Work to be completed —
Write out all of the records precisely. Skip anything that is a picture.

Exercise inputs —
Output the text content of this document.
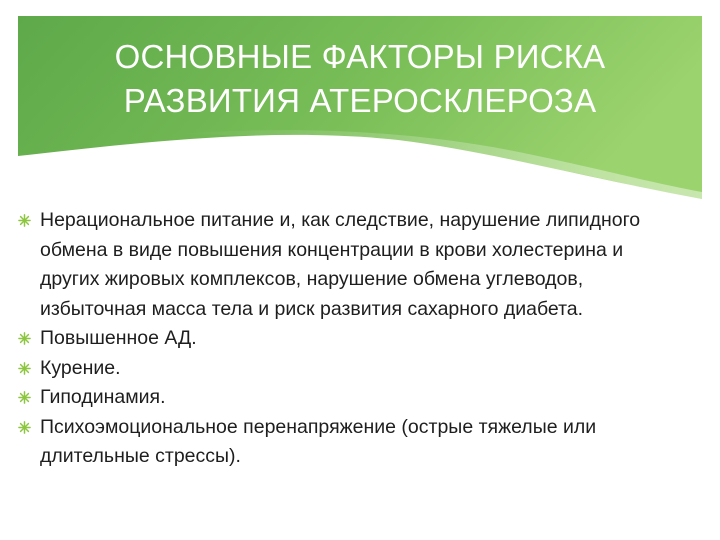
ОСНОВНЫЕ ФАКТОРЫ РИСКА
РАЗВИТИЯ АТЕРОСКЛЕРОЗА
Нерациональное питание и, как следствие, нарушение липидного обмена в виде повышения концентрации в крови холестерина и других жировых комплексов, нарушение обмена углеводов, избыточная масса тела и риск развития сахарного диабета.
Повышенное АД.
Курение.
Гиподинамия.
Психоэмоциональное перенапряжение (острые тяжелые или длительные стрессы).
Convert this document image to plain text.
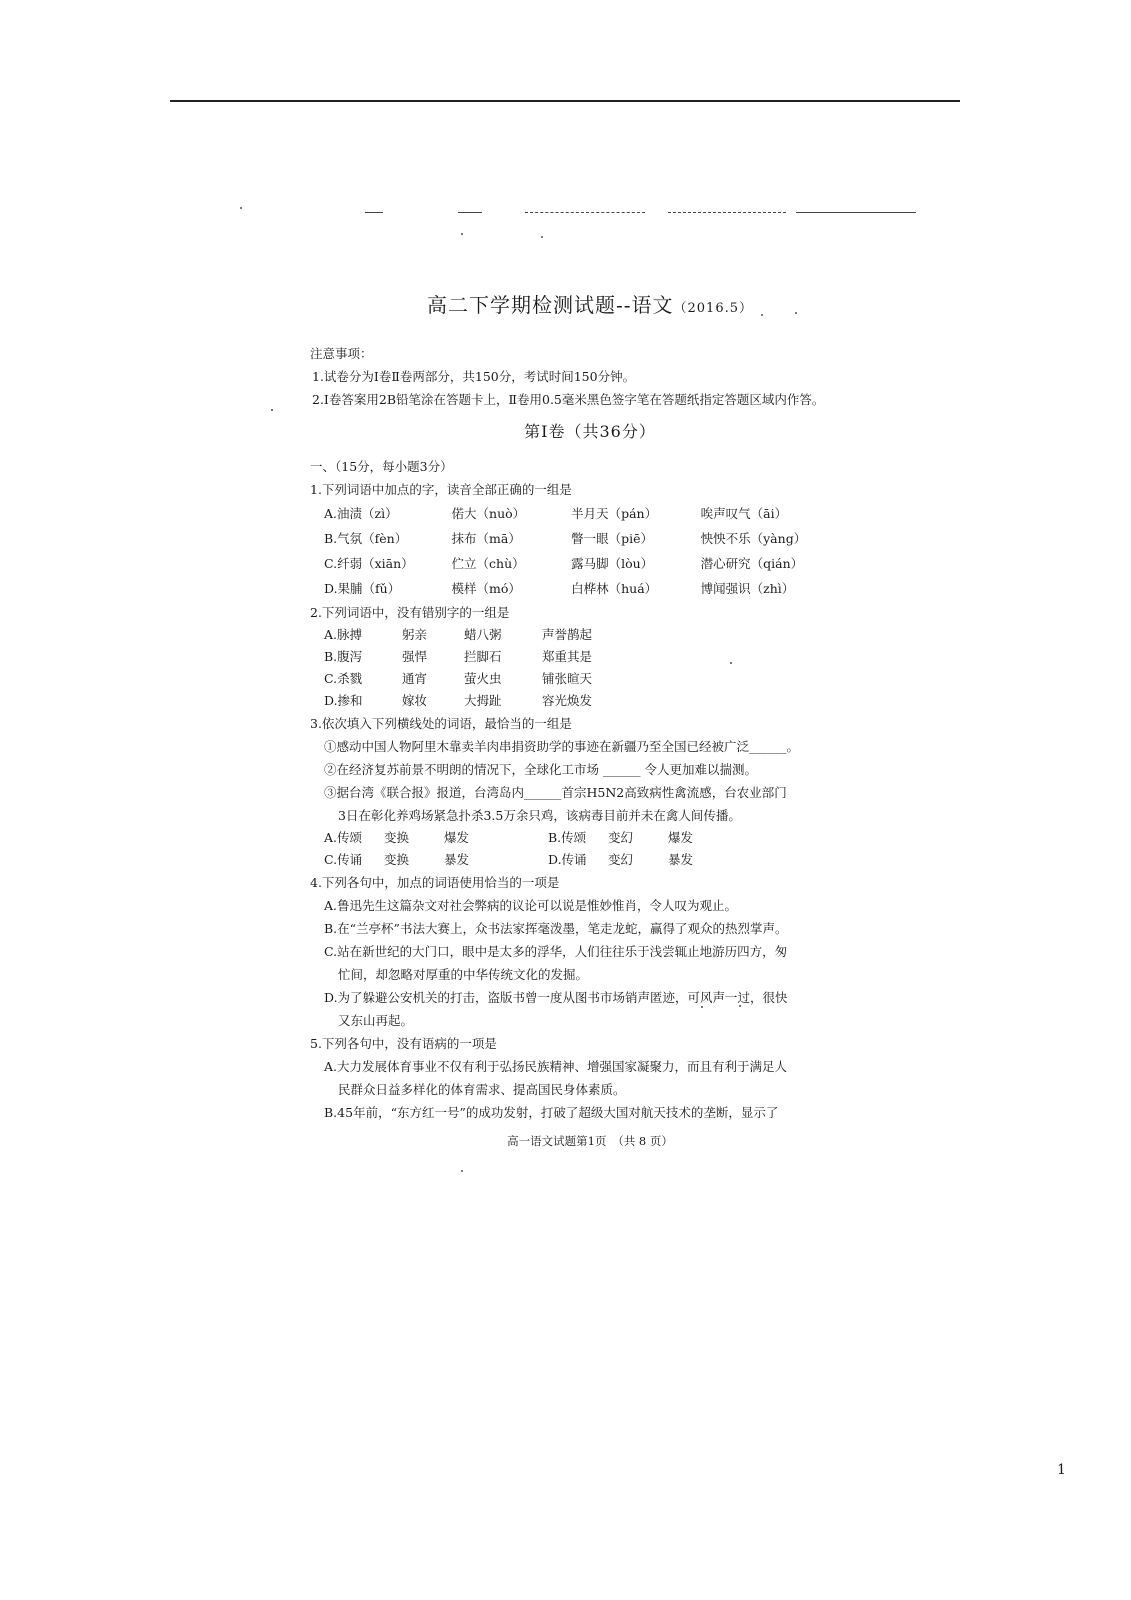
高二下学期检测试题--语文（2016.5）
注意事项：
1.试卷分为Ⅰ卷Ⅱ卷两部分，共150分，考试时间150分钟。
2.Ⅰ卷答案用2B铅笔涂在答题卡上，Ⅱ卷用0.5毫米黑色签字笔在答题纸指定答题区域内作答。
第Ⅰ卷（共36分）
一、（15分，每小题3分）
1.下列词语中加点的字，读音全部正确的一组是
A.油渍（zì）	偌大（nuò）	半月天（pán）	唉声叹气（āi）
B.气氛（fèn）	抹布（mā）	瞥一眼（piē）	怏怏不乐（yàng）
C.纤弱（xiān）	伫立（chù）	露马脚（lòu）	潜心研究（qián）
D.果脯（fǔ）	模样（mó）	白桦林（huá）	博闻强识（zhì）
2.下列词语中，没有错别字的一组是
A.脉搏	躬亲	蜡八粥	声誉鹊起
B.腹泻	强悍	拦脚石	郑重其是
C.杀戮	通宵	萤火虫	铺张暄天
D.掺和	嫁妆	大拇趾	容光焕发
3.依次填入下列横线处的词语，最恰当的一组是
①感动中国人物阿里木靠卖羊肉串捐资助学的事迹在新疆乃至全国已经被广泛______。
②在经济复苏前景不明朗的情况下，全球化工市场 ______ 令人更加难以揣测。
③据台湾《联合报》报道，台湾岛内______首宗H5N2高致病性禽流感，台农业部门
3日在彰化养鸡场紧急扑杀3.5万余只鸡，该病毒目前并未在禽人间传播。
A.传颂	变换	爆发	B.传颂	变幻	爆发
C.传诵	变换	暴发	D.传诵	变幻	暴发
4.下列各句中，加点的词语使用恰当的一项是
A.鲁迅先生这篇杂文对社会弊病的议论可以说是惟妙惟肖，令人叹为观止。
B.在“兰亭杯”书法大赛上，众书法家挥毫泼墨，笔走龙蛇，赢得了观众的热烈掌声。
C.站在新世纪的大门口，眼中是太多的浮华，人们往往乐于浅尝辄止地游历四方，匆
忙间，却忽略对厚重的中华传统文化的发掘。
D.为了躲避公安机关的打击，盗版书曾一度从图书市场销声匿迹，可风声一过，很快
又东山再起。
5.下列各句中，没有语病的一项是
A.大力发展体育事业不仅有利于弘扬民族精神、增强国家凝聚力，而且有利于满足人
民群众日益多样化的体育需求、提高国民身体素质。
B.45年前，“东方红一号”的成功发射，打破了超级大国对航天技术的垄断，显示了
高一语文试题第1页　（共 8 页）
1
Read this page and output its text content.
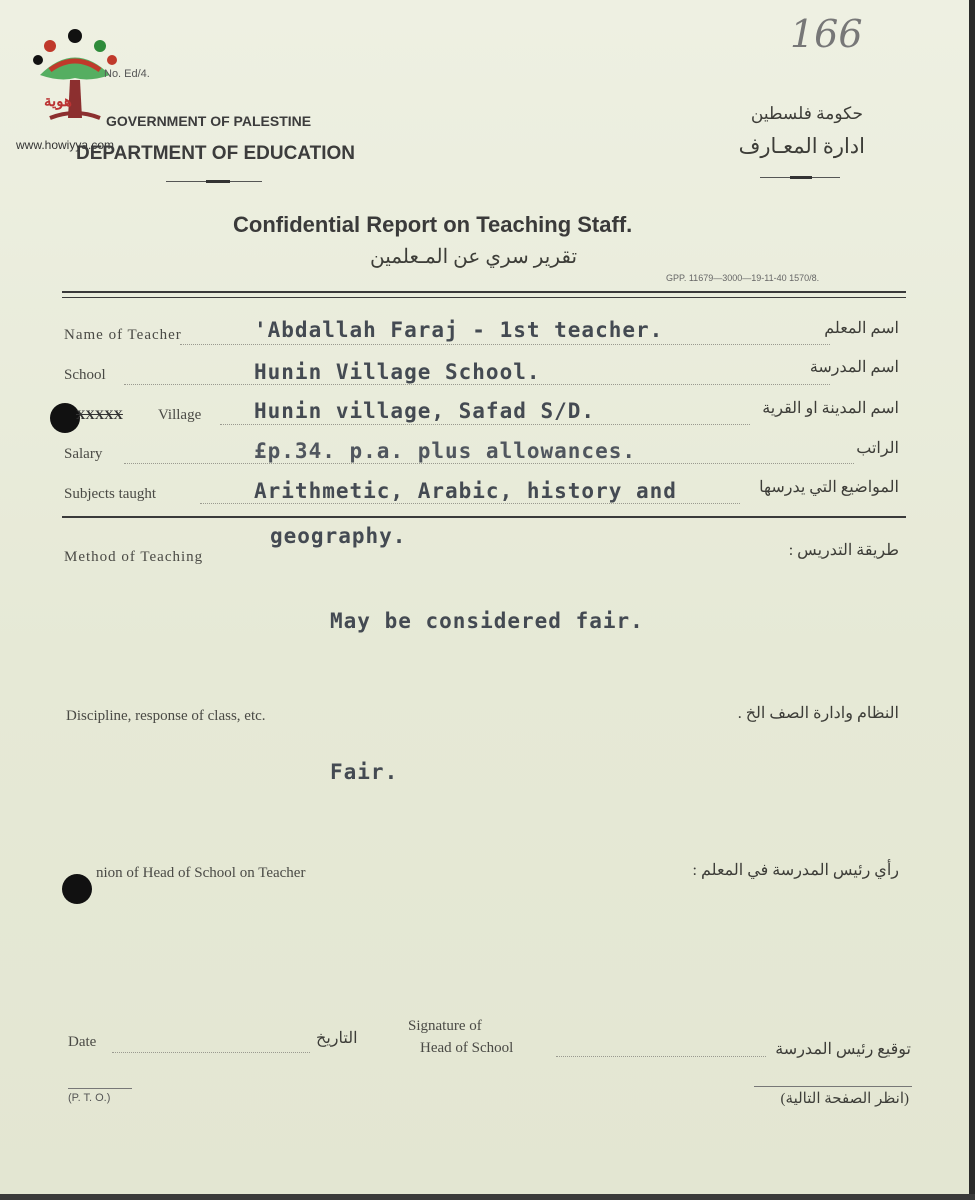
هوية
www.howiyya.com
No. Ed/4.
166
GOVERNMENT OF PALESTINE
DEPARTMENT OF EDUCATION
حكومة فلسطين
ادارة المعـارف
Confidential Report on Teaching Staff.
تقرير سري عن المـعلمين
GPP. 11679—3000—19-11-40 1570/8.
Name of Teacher	'Abdallah Faraj - 1st teacher.	اسم المعلم
School	Hunin Village School.	اسم المدرسة
XXXXX Village	Hunin village, Safad S/D.	اسم المدينة او القرية
Salary	£p.34. p.a. plus allowances.	الراتب
Subjects taught	Arithmetic, Arabic, history and	المواضيع التي يدرسها
geography.
Method of Teaching	طريقة التدريس :
May be considered fair.
Discipline, response of class, etc.	النظام وادارة الصف الخ .
Fair.
nion of Head of School on Teacher	رأي رئيس المدرسة في المعلم :
Date	التاريخ
Signature of
Head of School	توقيع رئيس المدرسة
(P. T. O.)	(انظر الصفحة التالية)
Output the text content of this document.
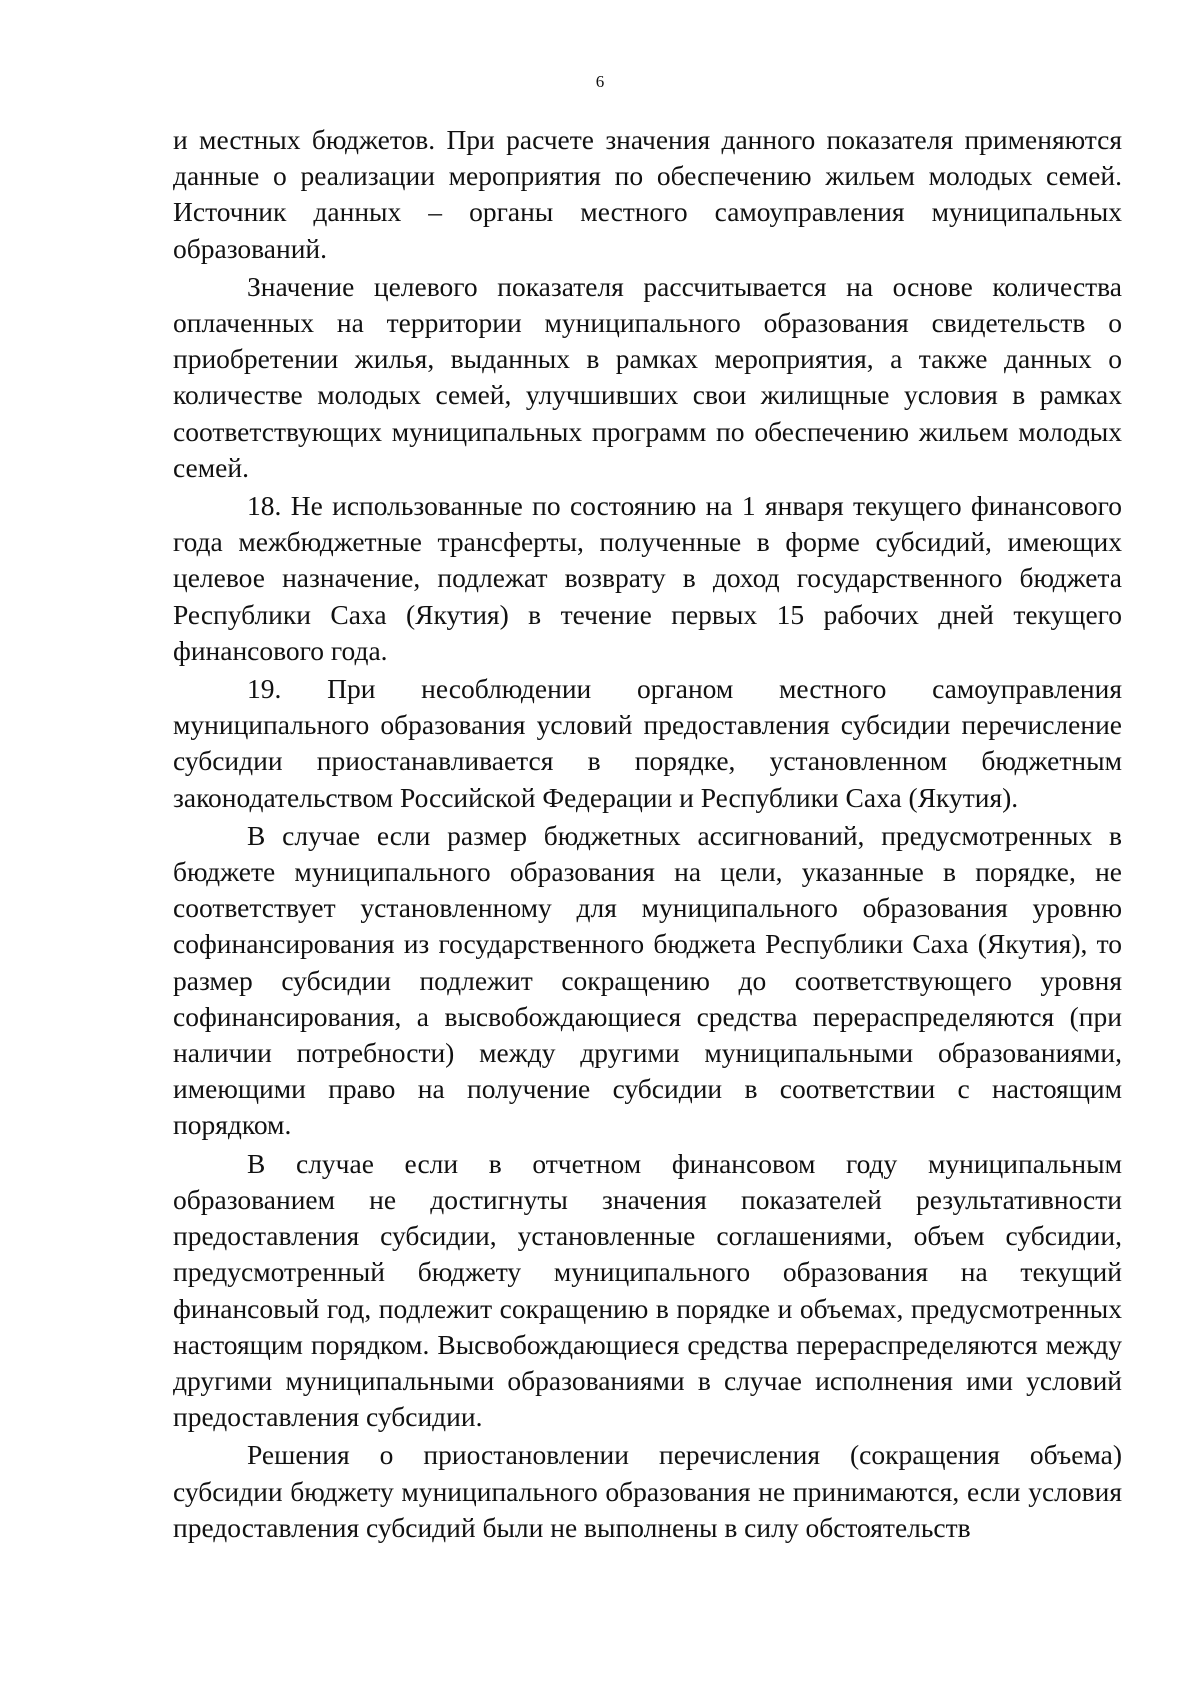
6

и местных бюджетов. При расчете значения данного показателя применяются данные о реализации мероприятия по обеспечению жильем молодых семей. Источник данных – органы местного самоуправления муниципальных образований.

Значение целевого показателя рассчитывается на основе количества оплаченных на территории муниципального образования свидетельств о приобретении жилья, выданных в рамках мероприятия, а также данных о количестве молодых семей, улучшивших свои жилищные условия в рамках соответствующих муниципальных программ по обеспечению жильем молодых семей.

18. Не использованные по состоянию на 1 января текущего финансового года межбюджетные трансферты, полученные в форме субсидий, имеющих целевое назначение, подлежат возврату в доход государственного бюджета Республики Саха (Якутия) в течение первых 15 рабочих дней текущего финансового года.

19. При несоблюдении органом местного самоуправления муниципального образования условий предоставления субсидии перечисление субсидии приостанавливается в порядке, установленном бюджетным законодательством Российской Федерации и Республики Саха (Якутия).

В случае если размер бюджетных ассигнований, предусмотренных в бюджете муниципального образования на цели, указанные в порядке, не соответствует установленному для муниципального образования уровню софинансирования из государственного бюджета Республики Саха (Якутия), то размер субсидии подлежит сокращению до соответствующего уровня софинансирования, а высвобождающиеся средства перераспределяются (при наличии потребности) между другими муниципальными образованиями, имеющими право на получение субсидии в соответствии с настоящим порядком.

В случае если в отчетном финансовом году муниципальным образованием не достигнуты значения показателей результативности предоставления субсидии, установленные соглашениями, объем субсидии, предусмотренный бюджету муниципального образования на текущий финансовый год, подлежит сокращению в порядке и объемах, предусмотренных настоящим порядком. Высвобождающиеся средства перераспределяются между другими муниципальными образованиями в случае исполнения ими условий предоставления субсидии.

Решения о приостановлении перечисления (сокращения объема) субсидии бюджету муниципального образования не принимаются, если условия предоставления субсидий были не выполнены в силу обстоятельств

Task solution —
Output the text content of this document.
ОСНОВНЫЕ ФАКТОРЫ РИСКА
РАЗВИТИЯ АТЕРОСКЛЕРОЗА
Нерациональное питание и, как следствие, нарушение липидного обмена в виде повышения концентрации в крови холестерина и других жировых комплексов, нарушение обмена углеводов, избыточная масса тела и риск развития сахарного диабета.
Повышенное АД.
Курение.
Гиподинамия.
Психоэмоциональное перенапряжение (острые тяжелые или длительные стрессы).
Convert this document image to plain text.
高二下学期检测试题--语文（2016.5）
注意事项：
1.试卷分为Ⅰ卷Ⅱ卷两部分，共150分，考试时间150分钟。
2.Ⅰ卷答案用2B铅笔涂在答题卡上，Ⅱ卷用0.5毫米黑色签字笔在答题纸指定答题区域内作答。
第Ⅰ卷（共36分）
一、（15分，每小题3分）
1.下列词语中加点的字，读音全部正确的一组是
A.油渍（zì）	偌大（nuò）	半月天（pán）	唉声叹气（āi）
B.气氛（fèn）	抹布（mā）	瞥一眼（piē）	怏怏不乐（yàng）
C.纤弱（xiān）	伫立（chù）	露马脚（lòu）	潜心研究（qián）
D.果脯（fǔ）	模样（mó）	白桦林（huá）	博闻强识（zhì）
2.下列词语中，没有错别字的一组是
A.脉搏	躬亲	蜡八粥	声誉鹊起
B.腹泻	强悍	拦脚石	郑重其是
C.杀戮	通宵	萤火虫	铺张暄天
D.掺和	嫁妆	大拇趾	容光焕发
3.依次填入下列横线处的词语，最恰当的一组是
①感动中国人物阿里木靠卖羊肉串捐资助学的事迹在新疆乃至全国已经被广泛______。
②在经济复苏前景不明朗的情况下，全球化工市场 ______ 令人更加难以揣测。
③据台湾《联合报》报道，台湾岛内______首宗H5N2高致病性禽流感，台农业部门
3日在彰化养鸡场紧急扑杀3.5万余只鸡，该病毒目前并未在禽人间传播。
A.传颂	变换	爆发	B.传颂	变幻	爆发
C.传诵	变换	暴发	D.传诵	变幻	暴发
4.下列各句中，加点的词语使用恰当的一项是
A.鲁迅先生这篇杂文对社会弊病的议论可以说是惟妙惟肖，令人叹为观止。
B.在“兰亭杯”书法大赛上，众书法家挥毫泼墨，笔走龙蛇，赢得了观众的热烈掌声。
C.站在新世纪的大门口，眼中是太多的浮华，人们往往乐于浅尝辄止地游历四方，匆
忙间，却忽略对厚重的中华传统文化的发掘。
D.为了躲避公安机关的打击，盗版书曾一度从图书市场销声匿迹，可风声一过，很快
又东山再起。
5.下列各句中，没有语病的一项是
A.大力发展体育事业不仅有利于弘扬民族精神、增强国家凝聚力，而且有利于满足人
民群众日益多样化的体育需求、提高国民身体素质。
B.45年前，“东方红一号”的成功发射，打破了超级大国对航天技术的垄断，显示了
高一语文试题第1页　（共 8 页）
1
Read this page and output its text content.
هوية
www.howiyya.com
No. Ed/4.
166
GOVERNMENT OF PALESTINE
DEPARTMENT OF EDUCATION
حكومة فلسطين
ادارة المعـارف
Confidential Report on Teaching Staff.
تقرير سري عن المـعلمين
GPP. 11679—3000—19-11-40 1570/8.
Name of Teacher	'Abdallah Faraj - 1st teacher.	اسم المعلم
School	Hunin Village School.	اسم المدرسة
XXXXX Village	Hunin village, Safad S/D.	اسم المدينة او القرية
Salary	£p.34. p.a. plus allowances.	الراتب
Subjects taught	Arithmetic, Arabic, history and	المواضيع التي يدرسها
geography.
Method of Teaching	طريقة التدريس :
May be considered fair.
Discipline, response of class, etc.	النظام وادارة الصف الخ .
Fair.
nion of Head of School on Teacher	رأي رئيس المدرسة في المعلم :
Date	التاريخ
Signature of
Head of School	توقيع رئيس المدرسة
(P. T. O.)	(انظر الصفحة التالية)
Output the text content of this document.
6

и местных бюджетов. При расчете значения данного показателя применяются данные о реализации мероприятия по обеспечению жильем молодых семей. Источник данных – органы местного самоуправления муниципальных образований.

Значение целевого показателя рассчитывается на основе количества оплаченных на территории муниципального образования свидетельств о приобретении жилья, выданных в рамках мероприятия, а также данных о количестве молодых семей, улучшивших свои жилищные условия в рамках соответствующих муниципальных программ по обеспечению жильем молодых семей.

18. Не использованные по состоянию на 1 января текущего финансового года межбюджетные трансферты, полученные в форме субсидий, имеющих целевое назначение, подлежат возврату в доход государственного бюджета Республики Саха (Якутия) в течение первых 15 рабочих дней текущего финансового года.

19. При несоблюдении органом местного самоуправления муниципального образования условий предоставления субсидии перечисление субсидии приостанавливается в порядке, установленном бюджетным законодательством Российской Федерации и Республики Саха (Якутия).

В случае если размер бюджетных ассигнований, предусмотренных в бюджете муниципального образования на цели, указанные в порядке, не соответствует установленному для муниципального образования уровню софинансирования из государственного бюджета Республики Саха (Якутия), то размер субсидии подлежит сокращению до соответствующего уровня софинансирования, а высвобождающиеся средства перераспределяются (при наличии потребности) между другими муниципальными образованиями, имеющими право на получение субсидии в соответствии с настоящим порядком.

В случае если в отчетном финансовом году муниципальным образованием не достигнуты значения показателей результативности предоставления субсидии, установленные соглашениями, объем субсидии, предусмотренный бюджету муниципального образования на текущий финансовый год, подлежит сокращению в порядке и объемах, предусмотренных настоящим порядком. Высвобождающиеся средства перераспределяются между другими муниципальными образованиями в случае исполнения ими условий предоставления субсидии.

Решения о приостановлении перечисления (сокращения объема) субсидии бюджету муниципального образования не принимаются, если условия предоставления субсидий были не выполнены в силу обстоятельств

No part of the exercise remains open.